§ ABOUT THIS EXERCISE
Reproduce the data exactly as it stands.

§ RECORDS FOR THE TASK
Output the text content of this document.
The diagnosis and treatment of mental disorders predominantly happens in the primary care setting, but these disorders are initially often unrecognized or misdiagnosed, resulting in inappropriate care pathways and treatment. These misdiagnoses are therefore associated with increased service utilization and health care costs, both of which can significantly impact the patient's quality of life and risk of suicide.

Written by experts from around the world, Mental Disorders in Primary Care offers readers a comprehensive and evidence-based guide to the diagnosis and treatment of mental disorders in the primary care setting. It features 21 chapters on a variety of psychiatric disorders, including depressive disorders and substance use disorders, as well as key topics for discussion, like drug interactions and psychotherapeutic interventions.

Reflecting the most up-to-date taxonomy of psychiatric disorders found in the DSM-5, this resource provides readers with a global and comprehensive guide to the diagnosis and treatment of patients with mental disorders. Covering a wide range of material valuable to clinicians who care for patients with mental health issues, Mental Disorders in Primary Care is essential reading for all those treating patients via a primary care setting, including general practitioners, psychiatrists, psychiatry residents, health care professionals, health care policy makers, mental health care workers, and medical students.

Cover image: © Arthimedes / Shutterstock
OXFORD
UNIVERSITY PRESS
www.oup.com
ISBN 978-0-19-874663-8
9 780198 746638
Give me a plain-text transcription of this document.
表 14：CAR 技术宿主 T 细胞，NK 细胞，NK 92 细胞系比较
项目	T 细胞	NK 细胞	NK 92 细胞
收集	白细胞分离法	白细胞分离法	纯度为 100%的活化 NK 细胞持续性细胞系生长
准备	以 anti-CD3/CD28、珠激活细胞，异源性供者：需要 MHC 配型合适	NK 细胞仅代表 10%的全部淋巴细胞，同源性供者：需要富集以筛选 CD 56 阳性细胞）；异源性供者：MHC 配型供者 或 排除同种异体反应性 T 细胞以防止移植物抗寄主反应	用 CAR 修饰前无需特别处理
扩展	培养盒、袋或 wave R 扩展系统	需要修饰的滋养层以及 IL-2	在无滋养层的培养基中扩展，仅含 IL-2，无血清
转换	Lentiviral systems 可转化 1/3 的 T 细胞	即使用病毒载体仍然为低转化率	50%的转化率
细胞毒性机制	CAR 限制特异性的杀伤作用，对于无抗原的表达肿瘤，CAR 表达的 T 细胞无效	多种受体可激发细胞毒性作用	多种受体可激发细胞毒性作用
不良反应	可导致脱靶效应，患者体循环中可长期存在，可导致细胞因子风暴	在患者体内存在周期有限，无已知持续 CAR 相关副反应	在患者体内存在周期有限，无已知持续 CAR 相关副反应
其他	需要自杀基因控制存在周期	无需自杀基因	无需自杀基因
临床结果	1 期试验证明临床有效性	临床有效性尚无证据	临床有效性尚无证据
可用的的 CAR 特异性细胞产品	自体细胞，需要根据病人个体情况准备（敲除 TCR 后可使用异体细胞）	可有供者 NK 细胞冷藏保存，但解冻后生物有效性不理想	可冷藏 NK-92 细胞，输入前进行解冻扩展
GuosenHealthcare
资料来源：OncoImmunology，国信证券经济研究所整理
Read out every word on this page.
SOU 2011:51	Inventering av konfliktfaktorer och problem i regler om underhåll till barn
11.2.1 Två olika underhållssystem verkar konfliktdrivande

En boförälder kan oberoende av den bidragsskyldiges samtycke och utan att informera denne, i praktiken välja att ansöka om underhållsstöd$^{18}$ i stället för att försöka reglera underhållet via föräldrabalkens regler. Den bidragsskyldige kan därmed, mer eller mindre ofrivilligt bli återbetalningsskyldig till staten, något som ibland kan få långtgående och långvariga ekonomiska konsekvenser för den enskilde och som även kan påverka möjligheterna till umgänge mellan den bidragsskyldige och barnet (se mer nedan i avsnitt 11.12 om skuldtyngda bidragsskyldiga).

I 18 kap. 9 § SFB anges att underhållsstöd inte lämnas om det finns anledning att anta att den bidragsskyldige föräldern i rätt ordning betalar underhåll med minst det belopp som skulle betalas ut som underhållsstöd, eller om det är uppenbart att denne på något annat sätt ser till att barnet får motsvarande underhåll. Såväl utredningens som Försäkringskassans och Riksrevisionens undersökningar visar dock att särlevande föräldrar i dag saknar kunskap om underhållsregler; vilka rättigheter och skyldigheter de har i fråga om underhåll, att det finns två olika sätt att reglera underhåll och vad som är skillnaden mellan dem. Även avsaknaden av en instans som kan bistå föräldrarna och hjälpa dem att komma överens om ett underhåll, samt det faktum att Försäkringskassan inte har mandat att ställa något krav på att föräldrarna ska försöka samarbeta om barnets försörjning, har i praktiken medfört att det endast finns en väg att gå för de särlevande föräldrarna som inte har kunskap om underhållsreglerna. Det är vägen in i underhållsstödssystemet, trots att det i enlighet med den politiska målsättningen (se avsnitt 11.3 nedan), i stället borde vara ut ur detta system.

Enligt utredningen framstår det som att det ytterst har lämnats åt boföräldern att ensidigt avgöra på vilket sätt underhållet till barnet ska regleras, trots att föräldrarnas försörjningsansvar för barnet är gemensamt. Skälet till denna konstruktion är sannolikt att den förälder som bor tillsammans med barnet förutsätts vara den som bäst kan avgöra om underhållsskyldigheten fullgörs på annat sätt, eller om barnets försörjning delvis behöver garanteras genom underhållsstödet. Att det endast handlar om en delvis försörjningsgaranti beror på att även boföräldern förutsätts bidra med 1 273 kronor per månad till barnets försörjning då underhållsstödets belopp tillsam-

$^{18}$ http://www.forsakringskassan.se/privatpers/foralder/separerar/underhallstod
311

§ EXPECTED ANSWER
Output the text content of this document.
The diagnosis and treatment of mental disorders predominantly happens in the primary care setting, but these disorders are initially often unrecognized or misdiagnosed, resulting in inappropriate care pathways and treatment. These misdiagnoses are therefore associated with increased service utilization and health care costs, both of which can significantly impact the patient's quality of life and risk of suicide.

Written by experts from around the world, Mental Disorders in Primary Care offers readers a comprehensive and evidence-based guide to the diagnosis and treatment of mental disorders in the primary care setting. It features 21 chapters on a variety of psychiatric disorders, including depressive disorders and substance use disorders, as well as key topics for discussion, like drug interactions and psychotherapeutic interventions.

Reflecting the most up-to-date taxonomy of psychiatric disorders found in the DSM-5, this resource provides readers with a global and comprehensive guide to the diagnosis and treatment of patients with mental disorders. Covering a wide range of material valuable to clinicians who care for patients with mental health issues, Mental Disorders in Primary Care is essential reading for all those treating patients via a primary care setting, including general practitioners, psychiatrists, psychiatry residents, health care professionals, health care policy makers, mental health care workers, and medical students.

Cover image: © Arthimedes / Shutterstock
OXFORD
UNIVERSITY PRESS
www.oup.com
ISBN 978-0-19-874663-8
9 780198 746638
Give me a plain-text transcription of this document.
表 14：CAR 技术宿主 T 细胞，NK 细胞，NK 92 细胞系比较
项目	T 细胞	NK 细胞	NK 92 细胞
收集	白细胞分离法	白细胞分离法	纯度为 100%的活化 NK 细胞持续性细胞系生长
准备	以 anti-CD3/CD28、珠激活细胞，异源性供者：需要 MHC 配型合适	NK 细胞仅代表 10%的全部淋巴细胞，同源性供者：需要富集以筛选 CD 56 阳性细胞）；异源性供者：MHC 配型供者 或 排除同种异体反应性 T 细胞以防止移植物抗寄主反应	用 CAR 修饰前无需特别处理
扩展	培养盒、袋或 wave R 扩展系统	需要修饰的滋养层以及 IL-2	在无滋养层的培养基中扩展，仅含 IL-2，无血清
转换	Lentiviral systems 可转化 1/3 的 T 细胞	即使用病毒载体仍然为低转化率	50%的转化率
细胞毒性机制	CAR 限制特异性的杀伤作用，对于无抗原的表达肿瘤，CAR 表达的 T 细胞无效	多种受体可激发细胞毒性作用	多种受体可激发细胞毒性作用
不良反应	可导致脱靶效应，患者体循环中可长期存在，可导致细胞因子风暴	在患者体内存在周期有限，无已知持续 CAR 相关副反应	在患者体内存在周期有限，无已知持续 CAR 相关副反应
其他	需要自杀基因控制存在周期	无需自杀基因	无需自杀基因
临床结果	1 期试验证明临床有效性	临床有效性尚无证据	临床有效性尚无证据
可用的的 CAR 特异性细胞产品	自体细胞，需要根据病人个体情况准备（敲除 TCR 后可使用异体细胞）	可有供者 NK 细胞冷藏保存，但解冻后生物有效性不理想	可冷藏 NK-92 细胞，输入前进行解冻扩展
GuosenHealthcare
资料来源：OncoImmunology，国信证券经济研究所整理
Read out every word on this page.
SOU 2011:51	Inventering av konfliktfaktorer och problem i regler om underhåll till barn
11.2.1 Två olika underhållssystem verkar konfliktdrivande

En boförälder kan oberoende av den bidragsskyldiges samtycke och utan att informera denne, i praktiken välja att ansöka om underhållsstöd$^{18}$ i stället för att försöka reglera underhållet via föräldrabalkens regler. Den bidragsskyldige kan därmed, mer eller mindre ofrivilligt bli återbetalningsskyldig till staten, något som ibland kan få långtgående och långvariga ekonomiska konsekvenser för den enskilde och som även kan påverka möjligheterna till umgänge mellan den bidragsskyldige och barnet (se mer nedan i avsnitt 11.12 om skuldtyngda bidragsskyldiga).

I 18 kap. 9 § SFB anges att underhållsstöd inte lämnas om det finns anledning att anta att den bidragsskyldige föräldern i rätt ordning betalar underhåll med minst det belopp som skulle betalas ut som underhållsstöd, eller om det är uppenbart att denne på något annat sätt ser till att barnet får motsvarande underhåll. Såväl utredningens som Försäkringskassans och Riksrevisionens undersökningar visar dock att särlevande föräldrar i dag saknar kunskap om underhållsregler; vilka rättigheter och skyldigheter de har i fråga om underhåll, att det finns två olika sätt att reglera underhåll och vad som är skillnaden mellan dem. Även avsaknaden av en instans som kan bistå föräldrarna och hjälpa dem att komma överens om ett underhåll, samt det faktum att Försäkringskassan inte har mandat att ställa något krav på att föräldrarna ska försöka samarbeta om barnets försörjning, har i praktiken medfört att det endast finns en väg att gå för de särlevande föräldrarna som inte har kunskap om underhållsreglerna. Det är vägen in i underhållsstödssystemet, trots att det i enlighet med den politiska målsättningen (se avsnitt 11.3 nedan), i stället borde vara ut ur detta system.

Enligt utredningen framstår det som att det ytterst har lämnats åt boföräldern att ensidigt avgöra på vilket sätt underhållet till barnet ska regleras, trots att föräldrarnas försörjningsansvar för barnet är gemensamt. Skälet till denna konstruktion är sannolikt att den förälder som bor tillsammans med barnet förutsätts vara den som bäst kan avgöra om underhållsskyldigheten fullgörs på annat sätt, eller om barnets försörjning delvis behöver garanteras genom underhållsstödet. Att det endast handlar om en delvis försörjningsgaranti beror på att även boföräldern förutsätts bidra med 1 273 kronor per månad till barnets försörjning då underhållsstödets belopp tillsam-

$^{18}$ http://www.forsakringskassan.se/privatpers/foralder/separerar/underhallstod
311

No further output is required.